Text passage

========================================================================

This coupling explains several clinical patterns. Aldosterone excess leads to hypokalaemia, while aldosterone deficiency causes hyperkalaemia. Drugs that block aldosterone or its receptor therefore commonly raise plasma potassium. Because potassium concentration strongly affects cardiac membrane potential, aldosterone plays a crucial indirect role in cardiac rhythm stability.
Interaction with Acid–Base Balance
Aldosterone also influences acid–base regulation by stimulating hydrogen ion secretion in intercalated cells of the collecting ducts. As hydrogen ions are excreted, new bicarbonate is generated and returned to the bloodstream. This means aldosterone promotes alkalinisation of the blood when it is elevated. As a result, aldosterone excess tends to produce metabolic alkalosis, while aldosterone deficiency predisposes to metabolic acidosis. This linkage explains why disorders of sodium and potassium handling are often accompanied by characteristic acid–base abnormalities in renal and adrenal disease.
Clinical Connections
Disorders of aldosterone secretion produce highly characteristic clinical syndromes because aldosterone sits at the intersection of sodium balance, potassium homeostasis, and acid–base regulation. In primary hyperaldosteronism, excessive aldosterone release causes sustained sodium retention and potassium loss. This leads to:
resistant hypertension from chronic volume expansion
hypokalaemia causing muscle weakness, cramps, and arrhythmias
metabolic alkalosis due to increased hydrogen ion secretion
suppressed renin levels because the kidneys sense volume overload
These patients often present with difficult-to-control blood pressure and unexplained low potassium.
In hypoaldosteronism, aldosterone deficiency prevents the kidneys from retaining sodium or excreting potassium. The resulting sodium wasting leads to volume depletion and hypotension, while potassium retention causes hyperkalaemia and increases the risk of cardiac arrhythmias. At the same time, reduced hydrogen ion secretion produces metabolic acidosis. This pattern is commonly seen in adrenal insufficiency and in hyporeninaemic hypoaldosteronism associated with diabetic kidney disease.
Many cardiovascular and renal medications directly modify aldosterone physiology. ACE inhibitors and angiotensin receptor blockers (ARBs) reduce aldosterone secretion by interrupting angiotensin II signalling, lowering blood pressure and limiting sodium retention. Potassium-sparing diuretics either block aldosterone receptors or epithelial sodium channels in the collecting duct, preventing potassium loss but increasing the risk of hyperkalaemia, especially when kidney function is impaired.
In heart failure, chronic activation of aldosterone contributes not only to sodium and water retention but also to myocardial fibrosis, vascular inflammation, and progressive ventricular dysfunction. This explains why aldosterone antagonists such as spironolactone and eplerenone improve survival in advanced heart failure, even beyond their effects on blood pressure and fluid balance.
Concept Check
Why does aldosterone primarily regulate extracellular fluid volume rather than plasma osmolality?
Why does high plasma potassium stimulate aldosterone independently of blood pressure?
How does aldosterone increase sodium reabsorption at the cellular level?
Why does aldosterone excess cause hypokalaemia and metabolic alkalosis?
Why are aldosterone antagonists dangerous in patients with advanced renal failure?

========================================================================

Recorded data
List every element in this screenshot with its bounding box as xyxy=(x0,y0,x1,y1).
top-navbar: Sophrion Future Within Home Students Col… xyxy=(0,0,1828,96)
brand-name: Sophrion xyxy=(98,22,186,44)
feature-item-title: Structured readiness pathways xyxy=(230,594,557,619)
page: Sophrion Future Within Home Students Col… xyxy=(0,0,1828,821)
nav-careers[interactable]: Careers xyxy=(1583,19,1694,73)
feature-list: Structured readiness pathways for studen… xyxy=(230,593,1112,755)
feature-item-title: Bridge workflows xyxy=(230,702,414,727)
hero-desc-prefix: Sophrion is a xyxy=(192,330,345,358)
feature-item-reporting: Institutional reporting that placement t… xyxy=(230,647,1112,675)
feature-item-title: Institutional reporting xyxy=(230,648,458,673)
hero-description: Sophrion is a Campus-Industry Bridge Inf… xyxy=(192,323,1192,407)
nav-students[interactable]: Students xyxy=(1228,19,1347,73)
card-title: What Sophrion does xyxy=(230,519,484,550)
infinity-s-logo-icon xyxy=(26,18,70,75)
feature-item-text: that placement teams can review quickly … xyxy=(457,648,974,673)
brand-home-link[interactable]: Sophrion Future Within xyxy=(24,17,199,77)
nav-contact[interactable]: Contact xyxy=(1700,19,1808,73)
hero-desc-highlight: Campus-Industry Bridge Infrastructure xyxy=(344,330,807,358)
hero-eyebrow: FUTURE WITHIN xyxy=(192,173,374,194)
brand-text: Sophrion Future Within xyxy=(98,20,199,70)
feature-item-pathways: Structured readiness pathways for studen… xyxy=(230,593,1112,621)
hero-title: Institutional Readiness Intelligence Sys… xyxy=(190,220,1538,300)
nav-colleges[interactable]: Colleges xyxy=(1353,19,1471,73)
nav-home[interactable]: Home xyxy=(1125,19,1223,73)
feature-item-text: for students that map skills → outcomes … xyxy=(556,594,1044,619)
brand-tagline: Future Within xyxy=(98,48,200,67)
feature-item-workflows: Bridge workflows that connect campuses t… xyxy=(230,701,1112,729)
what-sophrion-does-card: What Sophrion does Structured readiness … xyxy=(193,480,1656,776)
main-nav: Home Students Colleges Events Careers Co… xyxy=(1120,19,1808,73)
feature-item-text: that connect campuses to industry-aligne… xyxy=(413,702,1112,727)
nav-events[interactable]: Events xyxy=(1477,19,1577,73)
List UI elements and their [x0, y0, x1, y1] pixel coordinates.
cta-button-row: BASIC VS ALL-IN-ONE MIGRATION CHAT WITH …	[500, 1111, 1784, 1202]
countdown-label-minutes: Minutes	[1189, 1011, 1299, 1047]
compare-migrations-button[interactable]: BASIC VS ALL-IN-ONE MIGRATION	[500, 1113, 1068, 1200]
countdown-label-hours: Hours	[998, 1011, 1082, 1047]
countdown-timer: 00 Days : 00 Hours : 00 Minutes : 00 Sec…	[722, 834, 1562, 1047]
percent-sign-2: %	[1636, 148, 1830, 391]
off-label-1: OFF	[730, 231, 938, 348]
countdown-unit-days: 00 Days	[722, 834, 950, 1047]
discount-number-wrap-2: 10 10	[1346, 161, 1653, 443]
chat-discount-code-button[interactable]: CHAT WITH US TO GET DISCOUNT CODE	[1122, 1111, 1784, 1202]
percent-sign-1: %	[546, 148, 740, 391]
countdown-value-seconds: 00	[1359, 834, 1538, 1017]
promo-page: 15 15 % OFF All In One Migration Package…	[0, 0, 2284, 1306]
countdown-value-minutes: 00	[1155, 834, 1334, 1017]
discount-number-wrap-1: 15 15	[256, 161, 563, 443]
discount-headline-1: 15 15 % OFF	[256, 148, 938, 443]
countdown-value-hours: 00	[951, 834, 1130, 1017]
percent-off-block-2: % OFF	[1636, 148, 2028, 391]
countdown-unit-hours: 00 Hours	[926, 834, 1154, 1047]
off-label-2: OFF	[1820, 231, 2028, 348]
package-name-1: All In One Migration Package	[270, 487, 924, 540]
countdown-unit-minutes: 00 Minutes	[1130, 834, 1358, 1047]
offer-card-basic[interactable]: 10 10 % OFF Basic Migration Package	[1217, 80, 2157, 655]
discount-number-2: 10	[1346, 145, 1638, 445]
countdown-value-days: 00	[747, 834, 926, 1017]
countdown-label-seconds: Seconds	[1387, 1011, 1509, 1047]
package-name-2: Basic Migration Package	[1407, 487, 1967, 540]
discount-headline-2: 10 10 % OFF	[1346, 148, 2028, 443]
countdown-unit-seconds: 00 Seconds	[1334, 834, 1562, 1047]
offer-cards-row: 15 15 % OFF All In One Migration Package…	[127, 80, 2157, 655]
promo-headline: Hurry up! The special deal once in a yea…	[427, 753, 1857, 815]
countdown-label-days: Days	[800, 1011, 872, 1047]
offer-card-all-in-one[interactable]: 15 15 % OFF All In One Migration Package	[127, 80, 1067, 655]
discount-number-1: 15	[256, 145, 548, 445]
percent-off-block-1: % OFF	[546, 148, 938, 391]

========================================================================

Tasks to perform
(A) According to the aldosterone text, which two aldosterone antagonists improve survival in advanced heart failure?
(B) Please echo the aldosterone text from "Clinical Connections" to "unexplained low potassium.".
(C) Translate this sentence from the aldosterone text into Spanish: "As hydrogen ions are excreted, new bicarbonate is generated and returned to the bloodstream."

Expected responses
(A) Spironolactone and eplerenone.

(B)
Clinical Connections
Disorders of aldosterone secretion produce highly characteristic clinical syndromes because aldosterone sits at the intersection of sodium balance, potassium homeostasis, and acid–base regulation. In primary hyperaldosteronism, excessive aldosterone release causes sustained sodium retention and potassium loss. This leads to:
resistant hypertension from chronic volume expansion
hypokalaemia causing muscle weakness, cramps, and arrhythmias
metabolic alkalosis due to increased hydrogen ion secretion
suppressed renin levels because the kidneys sense volume overload
These patients often present with difficult-to-control blood pressure and unexplained low potassium.

(C) A medida que se excretan los iones de hidrógeno, se genera bicarbonato nuevo y se devuelve al torrente sanguíneo.